***** Information shown *****

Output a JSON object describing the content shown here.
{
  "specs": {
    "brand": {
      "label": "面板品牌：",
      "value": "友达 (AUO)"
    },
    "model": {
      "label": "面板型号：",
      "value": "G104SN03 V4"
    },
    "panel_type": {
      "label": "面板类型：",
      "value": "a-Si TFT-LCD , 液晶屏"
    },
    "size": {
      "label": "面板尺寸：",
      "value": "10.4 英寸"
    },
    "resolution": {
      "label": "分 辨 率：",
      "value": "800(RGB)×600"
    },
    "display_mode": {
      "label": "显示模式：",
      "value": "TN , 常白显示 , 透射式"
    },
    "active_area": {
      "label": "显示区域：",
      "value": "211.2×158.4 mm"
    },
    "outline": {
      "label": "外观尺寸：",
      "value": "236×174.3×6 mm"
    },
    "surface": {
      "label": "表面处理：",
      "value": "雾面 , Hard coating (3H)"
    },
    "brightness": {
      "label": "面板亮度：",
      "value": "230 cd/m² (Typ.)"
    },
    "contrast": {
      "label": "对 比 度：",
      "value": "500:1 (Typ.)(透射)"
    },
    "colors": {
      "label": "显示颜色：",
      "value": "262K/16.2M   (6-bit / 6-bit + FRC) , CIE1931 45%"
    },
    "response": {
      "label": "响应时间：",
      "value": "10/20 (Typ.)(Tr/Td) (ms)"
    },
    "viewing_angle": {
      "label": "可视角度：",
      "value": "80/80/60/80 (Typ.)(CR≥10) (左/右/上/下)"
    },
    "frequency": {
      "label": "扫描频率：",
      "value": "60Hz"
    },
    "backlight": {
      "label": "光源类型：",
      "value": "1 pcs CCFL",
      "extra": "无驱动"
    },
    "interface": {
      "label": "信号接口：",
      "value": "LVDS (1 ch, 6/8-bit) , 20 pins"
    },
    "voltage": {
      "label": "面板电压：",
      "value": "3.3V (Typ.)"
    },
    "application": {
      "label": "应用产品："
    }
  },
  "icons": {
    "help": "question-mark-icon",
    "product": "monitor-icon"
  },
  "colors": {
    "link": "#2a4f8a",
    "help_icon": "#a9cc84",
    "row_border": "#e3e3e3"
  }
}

*****

All of the records must be repeated exactly.

Output a JSON object describing the content shown here.
{
  "specs": {
    "brand": {
      "label": "面板品牌：",
      "value": "友达 (AUO)"
    },
    "model": {
      "label": "面板型号：",
      "value": "G104SN03 V4"
    },
    "panel_type": {
      "label": "面板类型：",
      "value": "a-Si TFT-LCD , 液晶屏"
    },
    "size": {
      "label": "面板尺寸：",
      "value": "10.4 英寸"
    },
    "resolution": {
      "label": "分 辨 率：",
      "value": "800(RGB)×600"
    },
    "display_mode": {
      "label": "显示模式：",
      "value": "TN , 常白显示 , 透射式"
    },
    "active_area": {
      "label": "显示区域：",
      "value": "211.2×158.4 mm"
    },
    "outline": {
      "label": "外观尺寸：",
      "value": "236×174.3×6 mm"
    },
    "surface": {
      "label": "表面处理：",
      "value": "雾面 , Hard coating (3H)"
    },
    "brightness": {
      "label": "面板亮度：",
      "value": "230 cd/m² (Typ.)"
    },
    "contrast": {
      "label": "对 比 度：",
      "value": "500:1 (Typ.)(透射)"
    },
    "colors": {
      "label": "显示颜色：",
      "value": "262K/16.2M   (6-bit / 6-bit + FRC) , CIE1931 45%"
    },
    "response": {
      "label": "响应时间：",
      "value": "10/20 (Typ.)(Tr/Td) (ms)"
    },
    "viewing_angle": {
      "label": "可视角度：",
      "value": "80/80/60/80 (Typ.)(CR≥10) (左/右/上/下)"
    },
    "frequency": {
      "label": "扫描频率：",
      "value": "60Hz"
    },
    "backlight": {
      "label": "光源类型：",
      "value": "1 pcs CCFL",
      "extra": "无驱动"
    },
    "interface": {
      "label": "信号接口：",
      "value": "LVDS (1 ch, 6/8-bit) , 20 pins"
    },
    "voltage": {
      "label": "面板电压：",
      "value": "3.3V (Typ.)"
    },
    "application": {
      "label": "应用产品："
    }
  },
  "icons": {
    "help": "question-mark-icon",
    "product": "monitor-icon"
  },
  "colors": {
    "link": "#2a4f8a",
    "help_icon": "#a9cc84",
    "row_border": "#e3e3e3"
  }
}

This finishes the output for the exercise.